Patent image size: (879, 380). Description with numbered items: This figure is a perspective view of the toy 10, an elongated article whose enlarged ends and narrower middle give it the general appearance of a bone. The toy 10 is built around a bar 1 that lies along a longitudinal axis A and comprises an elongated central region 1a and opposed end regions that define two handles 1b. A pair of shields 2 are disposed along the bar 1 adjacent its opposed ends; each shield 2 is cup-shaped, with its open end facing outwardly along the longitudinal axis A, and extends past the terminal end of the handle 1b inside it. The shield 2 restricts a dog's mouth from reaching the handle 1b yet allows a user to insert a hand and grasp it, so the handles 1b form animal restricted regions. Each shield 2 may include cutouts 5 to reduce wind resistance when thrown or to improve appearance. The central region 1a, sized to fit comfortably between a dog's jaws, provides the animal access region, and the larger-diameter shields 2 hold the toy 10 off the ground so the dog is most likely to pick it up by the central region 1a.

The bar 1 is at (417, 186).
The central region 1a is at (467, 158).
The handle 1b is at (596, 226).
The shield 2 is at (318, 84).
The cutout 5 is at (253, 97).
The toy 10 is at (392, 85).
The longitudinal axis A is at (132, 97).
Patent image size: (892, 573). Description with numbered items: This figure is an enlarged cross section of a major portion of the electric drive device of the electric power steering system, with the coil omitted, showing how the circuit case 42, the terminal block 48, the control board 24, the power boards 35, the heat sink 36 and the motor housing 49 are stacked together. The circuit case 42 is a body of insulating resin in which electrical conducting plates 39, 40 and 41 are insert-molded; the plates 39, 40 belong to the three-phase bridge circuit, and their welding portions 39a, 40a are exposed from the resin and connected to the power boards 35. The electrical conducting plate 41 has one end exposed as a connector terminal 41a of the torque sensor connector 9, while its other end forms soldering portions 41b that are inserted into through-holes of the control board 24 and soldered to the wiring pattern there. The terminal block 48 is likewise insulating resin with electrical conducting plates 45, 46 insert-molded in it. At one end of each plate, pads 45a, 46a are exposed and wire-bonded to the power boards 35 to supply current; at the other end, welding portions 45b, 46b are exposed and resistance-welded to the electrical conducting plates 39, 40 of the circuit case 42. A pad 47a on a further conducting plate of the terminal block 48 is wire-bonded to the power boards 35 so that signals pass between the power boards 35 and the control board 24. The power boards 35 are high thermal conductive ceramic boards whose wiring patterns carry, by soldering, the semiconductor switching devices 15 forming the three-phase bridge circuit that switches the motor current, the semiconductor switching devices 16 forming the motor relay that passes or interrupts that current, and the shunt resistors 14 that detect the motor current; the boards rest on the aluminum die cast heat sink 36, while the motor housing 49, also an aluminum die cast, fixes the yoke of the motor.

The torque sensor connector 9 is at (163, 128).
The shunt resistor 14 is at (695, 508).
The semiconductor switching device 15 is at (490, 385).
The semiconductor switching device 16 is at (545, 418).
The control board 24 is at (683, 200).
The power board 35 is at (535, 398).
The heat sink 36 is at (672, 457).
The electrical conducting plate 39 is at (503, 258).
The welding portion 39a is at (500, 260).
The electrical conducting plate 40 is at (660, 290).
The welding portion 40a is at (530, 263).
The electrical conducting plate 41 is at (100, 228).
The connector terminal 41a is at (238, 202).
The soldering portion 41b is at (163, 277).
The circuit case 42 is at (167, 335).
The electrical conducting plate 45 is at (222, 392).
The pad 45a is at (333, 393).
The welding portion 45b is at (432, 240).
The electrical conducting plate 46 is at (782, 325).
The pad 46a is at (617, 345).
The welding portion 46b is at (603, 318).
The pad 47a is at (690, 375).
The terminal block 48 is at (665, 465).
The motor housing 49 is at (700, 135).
:::
* [Work required]: Copy out all the rows above again, swapping every "figure" for "drawing" and leaving everything else the same.

* [Solution for this task]:
Patent image size: (879, 380). Description with numbered items: This drawing is a perspective view of the toy 10, an elongated article whose enlarged ends and narrower middle give it the general appearance of a bone. The toy 10 is built around a bar 1 that lies along a longitudinal axis A and comprises an elongated central region 1a and opposed end regions that define two handles 1b. A pair of shields 2 are disposed along the bar 1 adjacent its opposed ends; each shield 2 is cup-shaped, with its open end facing outwardly along the longitudinal axis A, and extends past the terminal end of the handle 1b inside it. The shield 2 restricts a dog's mouth from reaching the handle 1b yet allows a user to insert a hand and grasp it, so the handles 1b form animal restricted regions. Each shield 2 may include cutouts 5 to reduce wind resistance when thrown or to improve appearance. The central region 1a, sized to fit comfortably between a dog's jaws, provides the animal access region, and the larger-diameter shields 2 hold the toy 10 off the ground so the dog is most likely to pick it up by the central region 1a.

The bar 1 is at (417, 186).
The central region 1a is at (467, 158).
The handle 1b is at (596, 226).
The shield 2 is at (318, 84).
The cutout 5 is at (253, 97).
The toy 10 is at (392, 85).
The longitudinal axis A is at (132, 97).
Patent image size: (892, 573). Description with numbered items: This drawing is an enlarged cross section of a major portion of the electric drive device of the electric power steering system, with the coil omitted, showing how the circuit case 42, the terminal block 48, the control board 24, the power boards 35, the heat sink 36 and the motor housing 49 are stacked together. The circuit case 42 is a body of insulating resin in which electrical conducting plates 39, 40 and 41 are insert-molded; the plates 39, 40 belong to the three-phase bridge circuit, and their welding portions 39a, 40a are exposed from the resin and connected to the power boards 35. The electrical conducting plate 41 has one end exposed as a connector terminal 41a of the torque sensor connector 9, while its other end forms soldering portions 41b that are inserted into through-holes of the control board 24 and soldered to the wiring pattern there. The terminal block 48 is likewise insulating resin with electrical conducting plates 45, 46 insert-molded in it. At one end of each plate, pads 45a, 46a are exposed and wire-bonded to the power boards 35 to supply current; at the other end, welding portions 45b, 46b are exposed and resistance-welded to the electrical conducting plates 39, 40 of the circuit case 42. A pad 47a on a further conducting plate of the terminal block 48 is wire-bonded to the power boards 35 so that signals pass between the power boards 35 and the control board 24. The power boards 35 are high thermal conductive ceramic boards whose wiring patterns carry, by soldering, the semiconductor switching devices 15 forming the three-phase bridge circuit that switches the motor current, the semiconductor switching devices 16 forming the motor relay that passes or interrupts that current, and the shunt resistors 14 that detect the motor current; the boards rest on the aluminum die cast heat sink 36, while the motor housing 49, also an aluminum die cast, fixes the yoke of the motor.

The torque sensor connector 9 is at (163, 128).
The shunt resistor 14 is at (695, 508).
The semiconductor switching device 15 is at (490, 385).
The semiconductor switching device 16 is at (545, 418).
The control board 24 is at (683, 200).
The power board 35 is at (535, 398).
The heat sink 36 is at (672, 457).
The electrical conducting plate 39 is at (503, 258).
The welding portion 39a is at (500, 260).
The electrical conducting plate 40 is at (660, 290).
The welding portion 40a is at (530, 263).
The electrical conducting plate 41 is at (100, 228).
The connector terminal 41a is at (238, 202).
The soldering portion 41b is at (163, 277).
The circuit case 42 is at (167, 335).
The electrical conducting plate 45 is at (222, 392).
The pad 45a is at (333, 393).
The welding portion 45b is at (432, 240).
The electrical conducting plate 46 is at (782, 325).
The pad 46a is at (617, 345).
The welding portion 46b is at (603, 318).
The pad 47a is at (690, 375).
The terminal block 48 is at (665, 465).
The motor housing 49 is at (700, 135).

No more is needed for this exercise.